:: What the task asks ::
Write out each line of the material again, word for word.

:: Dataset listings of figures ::
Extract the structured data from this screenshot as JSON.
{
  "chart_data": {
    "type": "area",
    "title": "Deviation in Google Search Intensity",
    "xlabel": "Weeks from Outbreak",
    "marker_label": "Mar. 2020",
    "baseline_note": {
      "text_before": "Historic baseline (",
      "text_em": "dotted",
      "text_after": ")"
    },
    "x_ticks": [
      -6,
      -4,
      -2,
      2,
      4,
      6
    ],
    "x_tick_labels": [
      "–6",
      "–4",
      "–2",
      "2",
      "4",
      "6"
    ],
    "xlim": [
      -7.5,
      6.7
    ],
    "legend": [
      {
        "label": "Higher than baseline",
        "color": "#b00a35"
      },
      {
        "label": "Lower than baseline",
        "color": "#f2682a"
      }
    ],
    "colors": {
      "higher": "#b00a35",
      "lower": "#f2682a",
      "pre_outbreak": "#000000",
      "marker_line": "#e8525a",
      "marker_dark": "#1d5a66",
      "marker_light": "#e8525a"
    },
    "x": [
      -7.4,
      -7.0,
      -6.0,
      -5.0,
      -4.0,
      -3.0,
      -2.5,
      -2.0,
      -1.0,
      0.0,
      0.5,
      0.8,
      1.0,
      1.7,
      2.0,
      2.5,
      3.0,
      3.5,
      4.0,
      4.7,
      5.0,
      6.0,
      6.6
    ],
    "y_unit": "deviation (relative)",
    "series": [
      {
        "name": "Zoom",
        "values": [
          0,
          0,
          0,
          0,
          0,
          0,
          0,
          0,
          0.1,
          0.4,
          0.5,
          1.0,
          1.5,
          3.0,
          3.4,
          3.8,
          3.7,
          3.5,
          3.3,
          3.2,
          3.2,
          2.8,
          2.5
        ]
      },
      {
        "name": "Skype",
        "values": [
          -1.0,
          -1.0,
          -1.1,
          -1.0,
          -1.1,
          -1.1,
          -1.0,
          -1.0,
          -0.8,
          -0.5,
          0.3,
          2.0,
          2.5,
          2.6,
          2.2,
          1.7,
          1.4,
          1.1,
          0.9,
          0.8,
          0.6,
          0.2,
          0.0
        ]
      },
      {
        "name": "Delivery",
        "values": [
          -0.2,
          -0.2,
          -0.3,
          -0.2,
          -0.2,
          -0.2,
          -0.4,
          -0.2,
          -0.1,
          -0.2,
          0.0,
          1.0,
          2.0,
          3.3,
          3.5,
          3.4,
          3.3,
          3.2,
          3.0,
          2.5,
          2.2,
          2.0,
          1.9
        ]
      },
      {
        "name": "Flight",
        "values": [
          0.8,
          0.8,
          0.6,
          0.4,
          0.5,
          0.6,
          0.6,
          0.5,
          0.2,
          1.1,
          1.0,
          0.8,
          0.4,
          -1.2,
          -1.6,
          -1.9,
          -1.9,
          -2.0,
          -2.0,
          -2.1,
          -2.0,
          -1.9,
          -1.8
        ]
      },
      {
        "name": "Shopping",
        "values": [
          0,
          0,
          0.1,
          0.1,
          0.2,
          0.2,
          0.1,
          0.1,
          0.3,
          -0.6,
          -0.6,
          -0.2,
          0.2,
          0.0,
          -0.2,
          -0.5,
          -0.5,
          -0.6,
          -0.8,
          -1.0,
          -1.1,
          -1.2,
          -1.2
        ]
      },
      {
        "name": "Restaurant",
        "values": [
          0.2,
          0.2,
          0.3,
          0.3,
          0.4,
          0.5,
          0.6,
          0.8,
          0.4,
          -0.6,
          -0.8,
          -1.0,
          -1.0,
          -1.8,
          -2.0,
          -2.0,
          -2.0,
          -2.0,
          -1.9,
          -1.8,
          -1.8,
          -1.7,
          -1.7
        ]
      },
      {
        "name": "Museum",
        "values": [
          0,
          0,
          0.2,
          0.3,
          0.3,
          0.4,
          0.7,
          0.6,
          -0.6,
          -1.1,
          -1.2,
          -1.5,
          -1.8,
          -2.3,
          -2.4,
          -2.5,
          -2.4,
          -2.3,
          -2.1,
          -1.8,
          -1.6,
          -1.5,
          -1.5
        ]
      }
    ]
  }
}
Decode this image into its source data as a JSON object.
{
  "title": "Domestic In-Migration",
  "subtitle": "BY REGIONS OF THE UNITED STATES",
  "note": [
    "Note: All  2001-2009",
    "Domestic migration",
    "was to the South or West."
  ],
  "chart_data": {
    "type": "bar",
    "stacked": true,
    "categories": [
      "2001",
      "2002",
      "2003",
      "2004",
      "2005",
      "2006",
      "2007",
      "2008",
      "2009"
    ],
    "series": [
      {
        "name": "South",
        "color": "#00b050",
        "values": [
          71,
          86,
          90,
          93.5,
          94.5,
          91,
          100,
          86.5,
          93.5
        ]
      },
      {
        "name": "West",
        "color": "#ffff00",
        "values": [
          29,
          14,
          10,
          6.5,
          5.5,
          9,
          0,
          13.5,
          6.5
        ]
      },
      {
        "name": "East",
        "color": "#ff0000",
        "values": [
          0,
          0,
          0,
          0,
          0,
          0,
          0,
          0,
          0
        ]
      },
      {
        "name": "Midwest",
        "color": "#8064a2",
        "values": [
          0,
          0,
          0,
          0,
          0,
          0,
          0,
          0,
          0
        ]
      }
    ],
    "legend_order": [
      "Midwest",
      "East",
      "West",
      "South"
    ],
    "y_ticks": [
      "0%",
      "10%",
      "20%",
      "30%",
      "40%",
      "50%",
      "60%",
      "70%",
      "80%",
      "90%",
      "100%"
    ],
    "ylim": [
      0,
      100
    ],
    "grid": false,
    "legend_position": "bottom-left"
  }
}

:: Solution ::
Extract the structured data from this screenshot as JSON.
{
  "chart_data": {
    "type": "area",
    "title": "Deviation in Google Search Intensity",
    "xlabel": "Weeks from Outbreak",
    "marker_label": "Mar. 2020",
    "baseline_note": {
      "text_before": "Historic baseline (",
      "text_em": "dotted",
      "text_after": ")"
    },
    "x_ticks": [
      -6,
      -4,
      -2,
      2,
      4,
      6
    ],
    "x_tick_labels": [
      "–6",
      "–4",
      "–2",
      "2",
      "4",
      "6"
    ],
    "xlim": [
      -7.5,
      6.7
    ],
    "legend": [
      {
        "label": "Higher than baseline",
        "color": "#b00a35"
      },
      {
        "label": "Lower than baseline",
        "color": "#f2682a"
      }
    ],
    "colors": {
      "higher": "#b00a35",
      "lower": "#f2682a",
      "pre_outbreak": "#000000",
      "marker_line": "#e8525a",
      "marker_dark": "#1d5a66",
      "marker_light": "#e8525a"
    },
    "x": [
      -7.4,
      -7.0,
      -6.0,
      -5.0,
      -4.0,
      -3.0,
      -2.5,
      -2.0,
      -1.0,
      0.0,
      0.5,
      0.8,
      1.0,
      1.7,
      2.0,
      2.5,
      3.0,
      3.5,
      4.0,
      4.7,
      5.0,
      6.0,
      6.6
    ],
    "y_unit": "deviation (relative)",
    "series": [
      {
        "name": "Zoom",
        "values": [
          0,
          0,
          0,
          0,
          0,
          0,
          0,
          0,
          0.1,
          0.4,
          0.5,
          1.0,
          1.5,
          3.0,
          3.4,
          3.8,
          3.7,
          3.5,
          3.3,
          3.2,
          3.2,
          2.8,
          2.5
        ]
      },
      {
        "name": "Skype",
        "values": [
          -1.0,
          -1.0,
          -1.1,
          -1.0,
          -1.1,
          -1.1,
          -1.0,
          -1.0,
          -0.8,
          -0.5,
          0.3,
          2.0,
          2.5,
          2.6,
          2.2,
          1.7,
          1.4,
          1.1,
          0.9,
          0.8,
          0.6,
          0.2,
          0.0
        ]
      },
      {
        "name": "Delivery",
        "values": [
          -0.2,
          -0.2,
          -0.3,
          -0.2,
          -0.2,
          -0.2,
          -0.4,
          -0.2,
          -0.1,
          -0.2,
          0.0,
          1.0,
          2.0,
          3.3,
          3.5,
          3.4,
          3.3,
          3.2,
          3.0,
          2.5,
          2.2,
          2.0,
          1.9
        ]
      },
      {
        "name": "Flight",
        "values": [
          0.8,
          0.8,
          0.6,
          0.4,
          0.5,
          0.6,
          0.6,
          0.5,
          0.2,
          1.1,
          1.0,
          0.8,
          0.4,
          -1.2,
          -1.6,
          -1.9,
          -1.9,
          -2.0,
          -2.0,
          -2.1,
          -2.0,
          -1.9,
          -1.8
        ]
      },
      {
        "name": "Shopping",
        "values": [
          0,
          0,
          0.1,
          0.1,
          0.2,
          0.2,
          0.1,
          0.1,
          0.3,
          -0.6,
          -0.6,
          -0.2,
          0.2,
          0.0,
          -0.2,
          -0.5,
          -0.5,
          -0.6,
          -0.8,
          -1.0,
          -1.1,
          -1.2,
          -1.2
        ]
      },
      {
        "name": "Restaurant",
        "values": [
          0.2,
          0.2,
          0.3,
          0.3,
          0.4,
          0.5,
          0.6,
          0.8,
          0.4,
          -0.6,
          -0.8,
          -1.0,
          -1.0,
          -1.8,
          -2.0,
          -2.0,
          -2.0,
          -2.0,
          -1.9,
          -1.8,
          -1.8,
          -1.7,
          -1.7
        ]
      },
      {
        "name": "Museum",
        "values": [
          0,
          0,
          0.2,
          0.3,
          0.3,
          0.4,
          0.7,
          0.6,
          -0.6,
          -1.1,
          -1.2,
          -1.5,
          -1.8,
          -2.3,
          -2.4,
          -2.5,
          -2.4,
          -2.3,
          -2.1,
          -1.8,
          -1.6,
          -1.5,
          -1.5
        ]
      }
    ]
  }
}
Decode this image into its source data as a JSON object.
{
  "title": "Domestic In-Migration",
  "subtitle": "BY REGIONS OF THE UNITED STATES",
  "note": [
    "Note: All  2001-2009",
    "Domestic migration",
    "was to the South or West."
  ],
  "chart_data": {
    "type": "bar",
    "stacked": true,
    "categories": [
      "2001",
      "2002",
      "2003",
      "2004",
      "2005",
      "2006",
      "2007",
      "2008",
      "2009"
    ],
    "series": [
      {
        "name": "South",
        "color": "#00b050",
        "values": [
          71,
          86,
          90,
          93.5,
          94.5,
          91,
          100,
          86.5,
          93.5
        ]
      },
      {
        "name": "West",
        "color": "#ffff00",
        "values": [
          29,
          14,
          10,
          6.5,
          5.5,
          9,
          0,
          13.5,
          6.5
        ]
      },
      {
        "name": "East",
        "color": "#ff0000",
        "values": [
          0,
          0,
          0,
          0,
          0,
          0,
          0,
          0,
          0
        ]
      },
      {
        "name": "Midwest",
        "color": "#8064a2",
        "values": [
          0,
          0,
          0,
          0,
          0,
          0,
          0,
          0,
          0
        ]
      }
    ],
    "legend_order": [
      "Midwest",
      "East",
      "West",
      "South"
    ],
    "y_ticks": [
      "0%",
      "10%",
      "20%",
      "30%",
      "40%",
      "50%",
      "60%",
      "70%",
      "80%",
      "90%",
      "100%"
    ],
    "ylim": [
      0,
      100
    ],
    "grid": false,
    "legend_position": "bottom-left"
  }
}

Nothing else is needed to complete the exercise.